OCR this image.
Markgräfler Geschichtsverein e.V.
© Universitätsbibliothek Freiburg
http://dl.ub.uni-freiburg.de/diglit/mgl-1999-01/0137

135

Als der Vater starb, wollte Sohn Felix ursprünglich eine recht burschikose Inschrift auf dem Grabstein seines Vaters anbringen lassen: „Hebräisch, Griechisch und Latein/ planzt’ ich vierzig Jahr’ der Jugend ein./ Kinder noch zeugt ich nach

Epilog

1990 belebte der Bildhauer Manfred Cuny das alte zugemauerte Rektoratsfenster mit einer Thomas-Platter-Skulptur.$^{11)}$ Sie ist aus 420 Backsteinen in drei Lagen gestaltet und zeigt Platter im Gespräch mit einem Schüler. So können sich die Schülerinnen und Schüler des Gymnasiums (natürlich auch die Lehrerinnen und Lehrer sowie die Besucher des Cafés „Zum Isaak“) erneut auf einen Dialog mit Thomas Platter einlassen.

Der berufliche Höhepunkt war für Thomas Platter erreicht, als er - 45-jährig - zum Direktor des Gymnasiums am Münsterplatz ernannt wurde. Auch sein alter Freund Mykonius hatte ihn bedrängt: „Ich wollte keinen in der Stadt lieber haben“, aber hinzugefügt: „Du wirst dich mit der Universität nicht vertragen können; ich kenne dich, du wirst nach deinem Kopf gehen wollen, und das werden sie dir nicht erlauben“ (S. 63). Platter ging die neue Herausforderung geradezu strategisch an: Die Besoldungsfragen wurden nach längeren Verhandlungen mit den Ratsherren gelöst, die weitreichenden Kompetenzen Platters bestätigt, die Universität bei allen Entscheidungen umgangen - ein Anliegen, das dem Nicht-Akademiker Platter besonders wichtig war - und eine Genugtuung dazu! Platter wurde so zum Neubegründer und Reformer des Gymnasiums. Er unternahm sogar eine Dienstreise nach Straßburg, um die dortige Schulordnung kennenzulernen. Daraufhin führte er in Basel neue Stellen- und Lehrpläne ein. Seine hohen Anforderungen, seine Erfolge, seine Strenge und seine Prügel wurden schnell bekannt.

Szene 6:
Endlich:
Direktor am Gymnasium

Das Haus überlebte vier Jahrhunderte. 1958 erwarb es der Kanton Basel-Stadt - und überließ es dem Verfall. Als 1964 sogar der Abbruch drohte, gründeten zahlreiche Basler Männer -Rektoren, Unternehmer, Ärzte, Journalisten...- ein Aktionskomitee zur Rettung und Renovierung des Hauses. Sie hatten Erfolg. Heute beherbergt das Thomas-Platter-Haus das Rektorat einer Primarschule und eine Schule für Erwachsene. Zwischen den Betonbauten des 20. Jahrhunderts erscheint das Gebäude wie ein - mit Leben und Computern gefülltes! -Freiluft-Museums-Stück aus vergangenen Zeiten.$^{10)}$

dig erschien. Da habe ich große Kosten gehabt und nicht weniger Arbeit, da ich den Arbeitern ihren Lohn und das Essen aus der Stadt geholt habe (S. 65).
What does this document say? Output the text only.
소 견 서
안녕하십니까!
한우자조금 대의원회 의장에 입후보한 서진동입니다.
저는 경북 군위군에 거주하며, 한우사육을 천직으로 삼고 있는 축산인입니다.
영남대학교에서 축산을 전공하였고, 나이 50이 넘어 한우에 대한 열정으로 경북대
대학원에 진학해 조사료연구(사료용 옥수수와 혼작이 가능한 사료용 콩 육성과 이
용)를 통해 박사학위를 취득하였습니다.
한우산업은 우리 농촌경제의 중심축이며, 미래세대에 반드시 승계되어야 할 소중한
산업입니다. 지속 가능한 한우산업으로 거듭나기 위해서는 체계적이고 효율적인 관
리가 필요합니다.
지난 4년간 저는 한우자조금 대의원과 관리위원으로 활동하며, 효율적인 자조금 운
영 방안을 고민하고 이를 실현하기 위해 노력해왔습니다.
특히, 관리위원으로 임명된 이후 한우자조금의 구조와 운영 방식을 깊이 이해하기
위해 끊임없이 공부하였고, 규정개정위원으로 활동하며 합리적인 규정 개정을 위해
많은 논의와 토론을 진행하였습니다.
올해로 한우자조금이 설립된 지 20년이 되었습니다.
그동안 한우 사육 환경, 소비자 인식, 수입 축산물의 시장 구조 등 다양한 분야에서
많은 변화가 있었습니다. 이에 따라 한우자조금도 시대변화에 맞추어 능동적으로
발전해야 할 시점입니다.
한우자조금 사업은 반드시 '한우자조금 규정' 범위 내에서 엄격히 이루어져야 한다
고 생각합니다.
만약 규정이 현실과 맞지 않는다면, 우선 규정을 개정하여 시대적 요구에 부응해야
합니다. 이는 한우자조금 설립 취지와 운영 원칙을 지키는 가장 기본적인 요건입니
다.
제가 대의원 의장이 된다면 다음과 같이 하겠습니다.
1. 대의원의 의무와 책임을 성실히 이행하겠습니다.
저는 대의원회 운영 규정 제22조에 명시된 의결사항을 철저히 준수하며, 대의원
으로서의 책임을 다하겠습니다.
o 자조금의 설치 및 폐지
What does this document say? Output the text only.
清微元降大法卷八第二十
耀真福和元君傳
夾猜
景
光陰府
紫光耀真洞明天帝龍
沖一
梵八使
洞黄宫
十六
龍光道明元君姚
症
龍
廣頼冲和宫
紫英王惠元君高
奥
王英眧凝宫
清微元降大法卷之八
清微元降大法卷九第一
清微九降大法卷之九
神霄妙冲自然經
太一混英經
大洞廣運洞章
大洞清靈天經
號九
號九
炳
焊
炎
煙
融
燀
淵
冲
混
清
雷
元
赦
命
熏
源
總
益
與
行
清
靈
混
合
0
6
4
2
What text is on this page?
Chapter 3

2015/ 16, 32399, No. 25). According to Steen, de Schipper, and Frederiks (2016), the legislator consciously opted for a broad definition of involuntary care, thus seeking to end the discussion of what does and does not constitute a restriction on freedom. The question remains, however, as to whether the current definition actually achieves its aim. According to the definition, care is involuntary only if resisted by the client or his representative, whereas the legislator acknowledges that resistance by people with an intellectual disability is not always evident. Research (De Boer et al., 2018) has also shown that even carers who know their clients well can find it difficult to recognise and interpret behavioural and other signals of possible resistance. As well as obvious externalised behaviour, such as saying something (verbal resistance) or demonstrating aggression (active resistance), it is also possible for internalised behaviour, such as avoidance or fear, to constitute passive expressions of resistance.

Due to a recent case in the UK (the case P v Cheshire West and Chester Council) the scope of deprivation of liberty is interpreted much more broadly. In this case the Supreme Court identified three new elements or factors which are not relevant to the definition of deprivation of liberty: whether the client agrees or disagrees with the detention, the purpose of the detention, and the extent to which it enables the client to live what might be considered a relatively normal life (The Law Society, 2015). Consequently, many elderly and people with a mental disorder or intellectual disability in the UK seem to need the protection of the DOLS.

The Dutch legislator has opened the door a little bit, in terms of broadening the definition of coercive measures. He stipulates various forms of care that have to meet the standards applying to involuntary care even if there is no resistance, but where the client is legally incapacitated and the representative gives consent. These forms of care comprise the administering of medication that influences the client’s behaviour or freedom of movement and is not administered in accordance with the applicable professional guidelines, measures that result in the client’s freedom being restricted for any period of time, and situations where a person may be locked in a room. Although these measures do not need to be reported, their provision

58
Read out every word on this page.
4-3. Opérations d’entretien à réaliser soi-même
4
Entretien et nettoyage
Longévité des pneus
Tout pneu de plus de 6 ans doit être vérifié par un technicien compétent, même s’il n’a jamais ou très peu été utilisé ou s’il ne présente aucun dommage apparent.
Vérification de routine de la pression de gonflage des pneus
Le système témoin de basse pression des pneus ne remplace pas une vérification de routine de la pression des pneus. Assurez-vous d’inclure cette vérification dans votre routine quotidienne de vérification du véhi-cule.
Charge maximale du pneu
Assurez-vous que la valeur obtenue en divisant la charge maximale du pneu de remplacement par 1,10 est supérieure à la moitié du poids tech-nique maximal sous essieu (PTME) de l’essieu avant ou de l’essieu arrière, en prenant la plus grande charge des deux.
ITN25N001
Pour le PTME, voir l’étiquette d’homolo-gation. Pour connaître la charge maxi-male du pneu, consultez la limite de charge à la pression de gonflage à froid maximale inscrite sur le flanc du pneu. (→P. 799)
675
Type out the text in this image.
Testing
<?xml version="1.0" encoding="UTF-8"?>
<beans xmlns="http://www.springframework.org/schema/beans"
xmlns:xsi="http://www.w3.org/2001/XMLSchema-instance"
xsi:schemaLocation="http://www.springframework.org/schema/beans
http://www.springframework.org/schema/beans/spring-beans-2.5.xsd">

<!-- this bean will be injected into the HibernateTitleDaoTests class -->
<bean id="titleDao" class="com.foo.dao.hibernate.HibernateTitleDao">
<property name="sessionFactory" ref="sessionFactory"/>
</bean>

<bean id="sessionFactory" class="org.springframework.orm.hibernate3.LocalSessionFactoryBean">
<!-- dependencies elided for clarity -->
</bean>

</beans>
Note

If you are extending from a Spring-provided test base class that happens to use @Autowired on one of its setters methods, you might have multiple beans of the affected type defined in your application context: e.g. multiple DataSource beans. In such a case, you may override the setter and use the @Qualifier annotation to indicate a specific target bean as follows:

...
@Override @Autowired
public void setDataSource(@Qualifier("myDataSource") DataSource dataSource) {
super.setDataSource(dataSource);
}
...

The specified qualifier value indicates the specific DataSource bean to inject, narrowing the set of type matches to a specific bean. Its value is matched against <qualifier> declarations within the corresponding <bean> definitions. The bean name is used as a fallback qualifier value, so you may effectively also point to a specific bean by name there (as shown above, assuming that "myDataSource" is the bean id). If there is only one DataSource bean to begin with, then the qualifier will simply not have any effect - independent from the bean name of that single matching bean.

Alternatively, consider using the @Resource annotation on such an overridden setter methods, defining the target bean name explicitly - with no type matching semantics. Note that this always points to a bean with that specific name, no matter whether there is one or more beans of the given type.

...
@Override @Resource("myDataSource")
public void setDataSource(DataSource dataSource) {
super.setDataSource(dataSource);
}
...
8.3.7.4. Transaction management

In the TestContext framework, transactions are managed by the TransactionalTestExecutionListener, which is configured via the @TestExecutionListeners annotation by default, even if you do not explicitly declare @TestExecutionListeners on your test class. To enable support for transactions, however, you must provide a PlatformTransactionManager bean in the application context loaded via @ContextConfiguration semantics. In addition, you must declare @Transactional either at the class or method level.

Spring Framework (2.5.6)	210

----

**Requirement**
Scan the material for lines with the word "활동하며", and copy each line you find.

**Response to this task**
지난 4년간 저는 한우자조금 대의원과 관리위원으로 활동하며, 효율적인 자조금 운
위해 끊임없이 공부하였고, 규정개정위원으로 활동하며 합리적인 규정 개정을 위해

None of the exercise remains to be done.